** start of Data for processing **

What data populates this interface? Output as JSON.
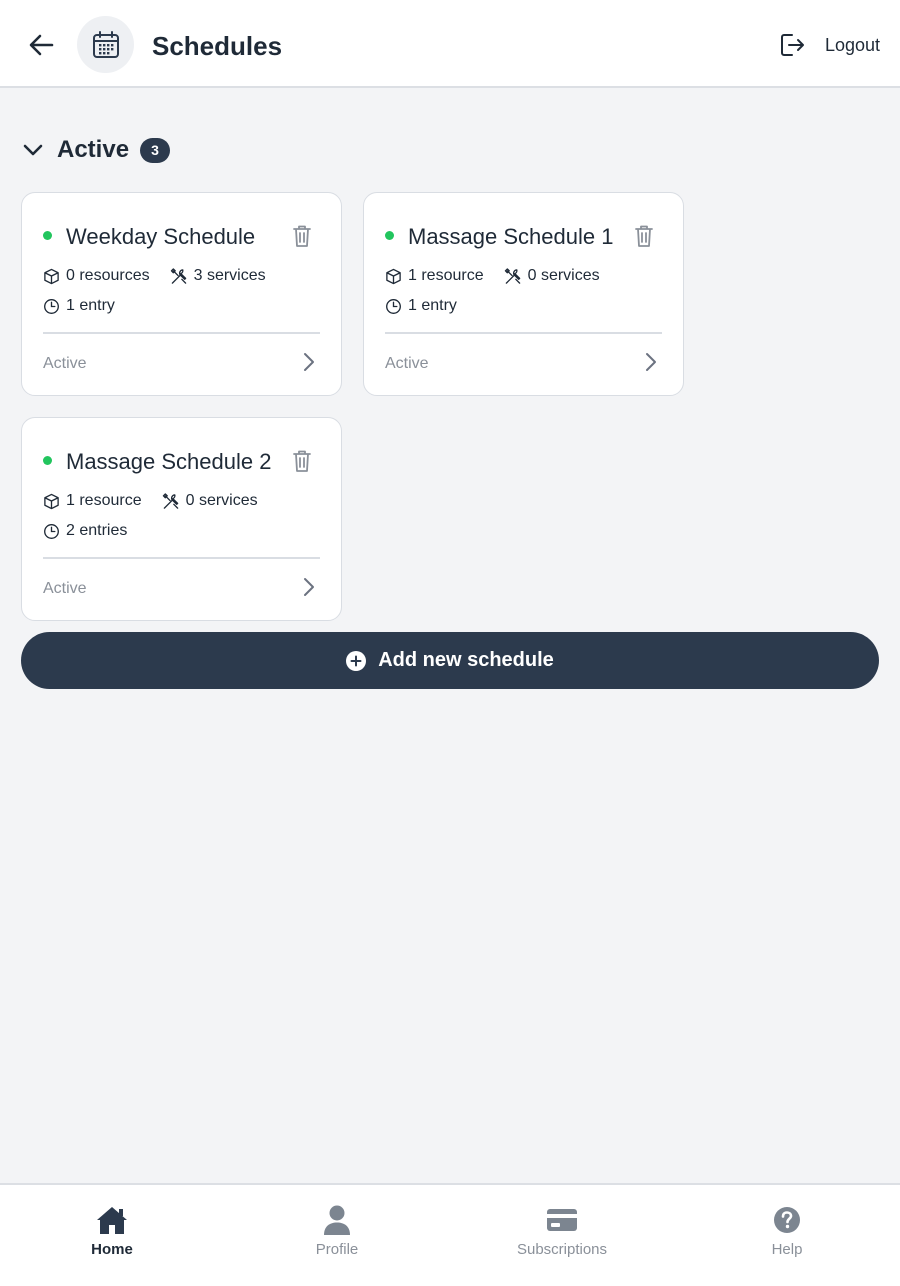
{
  "header": {
    "title": "Schedules",
    "back_icon": "arrow-left-icon",
    "title_icon": "calendar-icon",
    "logout_label": "Logout",
    "logout_icon": "logout-icon"
  },
  "section": {
    "title": "Active",
    "count": "3",
    "toggle_icon": "chevron-down-icon"
  },
  "schedules": [
    {
      "name": "Weekday Schedule",
      "resources": "0 resources",
      "services": "3 services",
      "entries": "1 entry",
      "status": "Active"
    },
    {
      "name": "Massage Schedule 1",
      "resources": "1 resource",
      "services": "0 services",
      "entries": "1 entry",
      "status": "Active"
    },
    {
      "name": "Massage Schedule 2",
      "resources": "1 resource",
      "services": "0 services",
      "entries": "2 entries",
      "status": "Active"
    }
  ],
  "add_button": {
    "label": "Add new schedule",
    "icon": "plus-circle-icon"
  },
  "bottom_nav": {
    "items": [
      {
        "label": "Home",
        "icon": "home-icon",
        "active": true
      },
      {
        "label": "Profile",
        "icon": "user-icon",
        "active": false
      },
      {
        "label": "Subscriptions",
        "icon": "credit-card-icon",
        "active": false
      },
      {
        "label": "Help",
        "icon": "help-circle-icon",
        "active": false
      }
    ]
  },
  "colors": {
    "primary": "#2c3a4d",
    "status_dot": "#22c55e",
    "background": "#f3f4f6",
    "muted_text": "#8a9099"
  }
}
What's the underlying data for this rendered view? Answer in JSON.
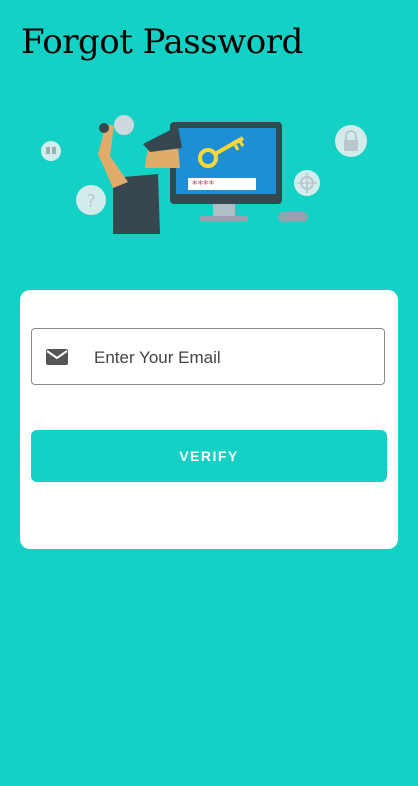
{
  "page": {
    "title": "Forgot Password",
    "background": "#13d1c5"
  },
  "illustration": {
    "name": "forgot-password-illustration",
    "password_mask": "****"
  },
  "form": {
    "email_placeholder": "Enter Your Email",
    "email_value": "",
    "email_icon": "mail-icon",
    "verify_label": "VERIFY",
    "accent": "#13d1c5"
  }
}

** end of Data for processing **

Set exercise >> Your task is to collect every line above that contains the word "Massage".

Task result >>
      "name": "Massage Schedule 1",
      "name": "Massage Schedule 2",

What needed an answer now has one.